** SET EXERCISE **
Restate the entries word for word, omitting nothing.

※

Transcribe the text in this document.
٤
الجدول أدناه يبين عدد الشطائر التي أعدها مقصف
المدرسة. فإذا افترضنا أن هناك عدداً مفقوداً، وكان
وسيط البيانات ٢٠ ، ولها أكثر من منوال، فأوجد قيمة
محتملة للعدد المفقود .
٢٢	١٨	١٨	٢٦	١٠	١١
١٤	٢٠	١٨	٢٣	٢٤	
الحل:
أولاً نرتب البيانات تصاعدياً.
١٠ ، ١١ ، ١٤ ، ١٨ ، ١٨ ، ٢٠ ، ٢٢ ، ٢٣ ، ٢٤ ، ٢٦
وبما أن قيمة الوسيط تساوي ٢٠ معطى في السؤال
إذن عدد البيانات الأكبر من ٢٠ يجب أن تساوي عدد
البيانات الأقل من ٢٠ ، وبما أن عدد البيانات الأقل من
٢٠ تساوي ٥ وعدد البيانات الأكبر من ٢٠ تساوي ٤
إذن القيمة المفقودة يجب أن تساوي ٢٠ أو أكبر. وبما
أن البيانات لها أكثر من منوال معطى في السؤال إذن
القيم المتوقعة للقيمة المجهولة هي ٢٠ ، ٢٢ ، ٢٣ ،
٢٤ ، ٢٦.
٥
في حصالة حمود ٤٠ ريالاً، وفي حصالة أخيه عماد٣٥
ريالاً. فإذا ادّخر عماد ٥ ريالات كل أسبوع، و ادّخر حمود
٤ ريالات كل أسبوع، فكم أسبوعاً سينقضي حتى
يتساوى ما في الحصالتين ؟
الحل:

※

** CORRECT RESULT **
Transcribe the text in this document.
٤
الجدول أدناه يبين عدد الشطائر التي أعدها مقصف
المدرسة. فإذا افترضنا أن هناك عدداً مفقوداً، وكان
وسيط البيانات ٢٠ ، ولها أكثر من منوال، فأوجد قيمة
محتملة للعدد المفقود .
٢٢	١٨	١٨	٢٦	١٠	١١
١٤	٢٠	١٨	٢٣	٢٤	
الحل:
أولاً نرتب البيانات تصاعدياً.
١٠ ، ١١ ، ١٤ ، ١٨ ، ١٨ ، ٢٠ ، ٢٢ ، ٢٣ ، ٢٤ ، ٢٦
وبما أن قيمة الوسيط تساوي ٢٠ معطى في السؤال
إذن عدد البيانات الأكبر من ٢٠ يجب أن تساوي عدد
البيانات الأقل من ٢٠ ، وبما أن عدد البيانات الأقل من
٢٠ تساوي ٥ وعدد البيانات الأكبر من ٢٠ تساوي ٤
إذن القيمة المفقودة يجب أن تساوي ٢٠ أو أكبر. وبما
أن البيانات لها أكثر من منوال معطى في السؤال إذن
القيم المتوقعة للقيمة المجهولة هي ٢٠ ، ٢٢ ، ٢٣ ،
٢٤ ، ٢٦.
٥
في حصالة حمود ٤٠ ريالاً، وفي حصالة أخيه عماد٣٥
ريالاً. فإذا ادّخر عماد ٥ ريالات كل أسبوع، و ادّخر حمود
٤ ريالات كل أسبوع، فكم أسبوعاً سينقضي حتى
يتساوى ما في الحصالتين ؟
الحل:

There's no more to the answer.